## The problem
Copy each line holding the string "displayed".

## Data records
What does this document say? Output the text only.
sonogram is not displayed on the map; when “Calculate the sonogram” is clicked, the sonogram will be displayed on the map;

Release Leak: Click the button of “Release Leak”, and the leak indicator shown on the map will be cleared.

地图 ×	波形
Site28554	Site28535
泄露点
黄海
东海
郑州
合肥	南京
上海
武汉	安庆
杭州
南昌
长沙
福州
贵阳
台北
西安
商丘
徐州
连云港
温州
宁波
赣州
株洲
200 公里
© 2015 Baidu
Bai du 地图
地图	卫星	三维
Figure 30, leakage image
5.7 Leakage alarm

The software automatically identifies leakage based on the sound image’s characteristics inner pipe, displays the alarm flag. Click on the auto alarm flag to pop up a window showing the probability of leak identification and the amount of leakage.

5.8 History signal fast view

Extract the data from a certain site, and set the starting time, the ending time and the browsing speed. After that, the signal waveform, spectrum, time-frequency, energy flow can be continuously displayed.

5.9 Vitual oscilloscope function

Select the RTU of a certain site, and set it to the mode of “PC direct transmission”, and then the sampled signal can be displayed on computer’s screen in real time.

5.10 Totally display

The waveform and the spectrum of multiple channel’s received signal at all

## Solution to this problem
sonogram is not displayed on the map; when “Calculate the sonogram” is clicked, the sonogram will be displayed on the map;
Extract the data from a certain site, and set the starting time, the ending time and the browsing speed. After that, the signal waveform, spectrum, time-frequency, energy flow can be continuously displayed.
Select the RTU of a certain site, and set it to the mode of “PC direct transmission”, and then the sampled signal can be displayed on computer’s screen in real time.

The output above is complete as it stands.